— start Record excerpts —

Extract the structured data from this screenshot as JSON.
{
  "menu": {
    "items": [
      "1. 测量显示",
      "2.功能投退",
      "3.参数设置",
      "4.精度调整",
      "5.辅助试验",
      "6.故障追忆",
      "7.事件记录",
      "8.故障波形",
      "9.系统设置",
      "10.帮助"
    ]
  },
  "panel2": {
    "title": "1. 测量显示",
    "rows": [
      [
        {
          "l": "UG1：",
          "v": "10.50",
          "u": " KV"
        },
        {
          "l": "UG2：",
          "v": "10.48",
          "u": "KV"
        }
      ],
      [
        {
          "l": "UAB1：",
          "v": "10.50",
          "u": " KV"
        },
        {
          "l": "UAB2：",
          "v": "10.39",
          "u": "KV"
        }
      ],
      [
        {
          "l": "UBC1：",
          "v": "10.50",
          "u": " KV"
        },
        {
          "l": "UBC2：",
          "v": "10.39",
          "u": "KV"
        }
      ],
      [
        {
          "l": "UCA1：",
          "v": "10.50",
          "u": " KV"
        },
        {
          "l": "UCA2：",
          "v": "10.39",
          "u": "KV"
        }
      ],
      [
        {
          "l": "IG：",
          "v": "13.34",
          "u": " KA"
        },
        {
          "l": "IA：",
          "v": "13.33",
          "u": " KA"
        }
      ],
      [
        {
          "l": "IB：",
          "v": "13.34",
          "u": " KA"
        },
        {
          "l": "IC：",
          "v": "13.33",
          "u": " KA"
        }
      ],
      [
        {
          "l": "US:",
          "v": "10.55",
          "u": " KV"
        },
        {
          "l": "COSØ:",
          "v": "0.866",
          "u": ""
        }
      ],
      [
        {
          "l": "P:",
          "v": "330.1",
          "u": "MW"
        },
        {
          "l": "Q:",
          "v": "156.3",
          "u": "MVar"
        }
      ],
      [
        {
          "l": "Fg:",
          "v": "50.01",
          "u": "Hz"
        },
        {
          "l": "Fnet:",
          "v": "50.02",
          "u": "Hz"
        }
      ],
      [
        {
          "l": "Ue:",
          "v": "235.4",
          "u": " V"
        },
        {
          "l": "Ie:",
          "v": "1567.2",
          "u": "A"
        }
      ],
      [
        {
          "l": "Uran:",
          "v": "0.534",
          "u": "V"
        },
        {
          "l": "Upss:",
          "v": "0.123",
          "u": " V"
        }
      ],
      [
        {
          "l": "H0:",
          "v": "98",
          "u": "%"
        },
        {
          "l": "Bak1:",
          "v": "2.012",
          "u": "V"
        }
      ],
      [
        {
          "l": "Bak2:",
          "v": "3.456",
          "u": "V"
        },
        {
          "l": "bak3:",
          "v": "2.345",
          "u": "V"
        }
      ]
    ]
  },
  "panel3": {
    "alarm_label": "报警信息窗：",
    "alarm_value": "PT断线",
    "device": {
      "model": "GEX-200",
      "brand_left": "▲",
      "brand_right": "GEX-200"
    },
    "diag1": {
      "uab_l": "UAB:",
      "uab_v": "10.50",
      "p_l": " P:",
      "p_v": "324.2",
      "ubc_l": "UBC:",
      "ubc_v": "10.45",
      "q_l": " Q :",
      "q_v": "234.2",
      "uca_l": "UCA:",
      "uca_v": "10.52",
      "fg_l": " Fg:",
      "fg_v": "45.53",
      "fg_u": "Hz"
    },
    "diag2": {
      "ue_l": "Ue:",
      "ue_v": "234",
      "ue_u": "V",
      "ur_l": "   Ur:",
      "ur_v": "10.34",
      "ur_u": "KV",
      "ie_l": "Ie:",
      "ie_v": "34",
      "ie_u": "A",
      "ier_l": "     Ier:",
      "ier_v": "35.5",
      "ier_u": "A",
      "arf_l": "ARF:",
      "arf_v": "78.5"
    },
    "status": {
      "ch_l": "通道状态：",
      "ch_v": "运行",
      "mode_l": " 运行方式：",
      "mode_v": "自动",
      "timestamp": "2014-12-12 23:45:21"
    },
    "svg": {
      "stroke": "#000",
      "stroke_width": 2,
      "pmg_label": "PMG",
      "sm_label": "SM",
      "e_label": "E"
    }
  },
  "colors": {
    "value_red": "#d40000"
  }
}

— end Record excerpts —

**What you are asked to do:** Write the data from above out again, exactly.

**Exercise result:**
Extract the structured data from this screenshot as JSON.
{
  "menu": {
    "items": [
      "1. 测量显示",
      "2.功能投退",
      "3.参数设置",
      "4.精度调整",
      "5.辅助试验",
      "6.故障追忆",
      "7.事件记录",
      "8.故障波形",
      "9.系统设置",
      "10.帮助"
    ]
  },
  "panel2": {
    "title": "1. 测量显示",
    "rows": [
      [
        {
          "l": "UG1：",
          "v": "10.50",
          "u": " KV"
        },
        {
          "l": "UG2：",
          "v": "10.48",
          "u": "KV"
        }
      ],
      [
        {
          "l": "UAB1：",
          "v": "10.50",
          "u": " KV"
        },
        {
          "l": "UAB2：",
          "v": "10.39",
          "u": "KV"
        }
      ],
      [
        {
          "l": "UBC1：",
          "v": "10.50",
          "u": " KV"
        },
        {
          "l": "UBC2：",
          "v": "10.39",
          "u": "KV"
        }
      ],
      [
        {
          "l": "UCA1：",
          "v": "10.50",
          "u": " KV"
        },
        {
          "l": "UCA2：",
          "v": "10.39",
          "u": "KV"
        }
      ],
      [
        {
          "l": "IG：",
          "v": "13.34",
          "u": " KA"
        },
        {
          "l": "IA：",
          "v": "13.33",
          "u": " KA"
        }
      ],
      [
        {
          "l": "IB：",
          "v": "13.34",
          "u": " KA"
        },
        {
          "l": "IC：",
          "v": "13.33",
          "u": " KA"
        }
      ],
      [
        {
          "l": "US:",
          "v": "10.55",
          "u": " KV"
        },
        {
          "l": "COSØ:",
          "v": "0.866",
          "u": ""
        }
      ],
      [
        {
          "l": "P:",
          "v": "330.1",
          "u": "MW"
        },
        {
          "l": "Q:",
          "v": "156.3",
          "u": "MVar"
        }
      ],
      [
        {
          "l": "Fg:",
          "v": "50.01",
          "u": "Hz"
        },
        {
          "l": "Fnet:",
          "v": "50.02",
          "u": "Hz"
        }
      ],
      [
        {
          "l": "Ue:",
          "v": "235.4",
          "u": " V"
        },
        {
          "l": "Ie:",
          "v": "1567.2",
          "u": "A"
        }
      ],
      [
        {
          "l": "Uran:",
          "v": "0.534",
          "u": "V"
        },
        {
          "l": "Upss:",
          "v": "0.123",
          "u": " V"
        }
      ],
      [
        {
          "l": "H0:",
          "v": "98",
          "u": "%"
        },
        {
          "l": "Bak1:",
          "v": "2.012",
          "u": "V"
        }
      ],
      [
        {
          "l": "Bak2:",
          "v": "3.456",
          "u": "V"
        },
        {
          "l": "bak3:",
          "v": "2.345",
          "u": "V"
        }
      ]
    ]
  },
  "panel3": {
    "alarm_label": "报警信息窗：",
    "alarm_value": "PT断线",
    "device": {
      "model": "GEX-200",
      "brand_left": "▲",
      "brand_right": "GEX-200"
    },
    "diag1": {
      "uab_l": "UAB:",
      "uab_v": "10.50",
      "p_l": " P:",
      "p_v": "324.2",
      "ubc_l": "UBC:",
      "ubc_v": "10.45",
      "q_l": " Q :",
      "q_v": "234.2",
      "uca_l": "UCA:",
      "uca_v": "10.52",
      "fg_l": " Fg:",
      "fg_v": "45.53",
      "fg_u": "Hz"
    },
    "diag2": {
      "ue_l": "Ue:",
      "ue_v": "234",
      "ue_u": "V",
      "ur_l": "   Ur:",
      "ur_v": "10.34",
      "ur_u": "KV",
      "ie_l": "Ie:",
      "ie_v": "34",
      "ie_u": "A",
      "ier_l": "     Ier:",
      "ier_v": "35.5",
      "ier_u": "A",
      "arf_l": "ARF:",
      "arf_v": "78.5"
    },
    "status": {
      "ch_l": "通道状态：",
      "ch_v": "运行",
      "mode_l": " 运行方式：",
      "mode_v": "自动",
      "timestamp": "2014-12-12 23:45:21"
    },
    "svg": {
      "stroke": "#000",
      "stroke_width": 2,
      "pmg_label": "PMG",
      "sm_label": "SM",
      "e_label": "E"
    }
  },
  "colors": {
    "value_red": "#d40000"
  }
}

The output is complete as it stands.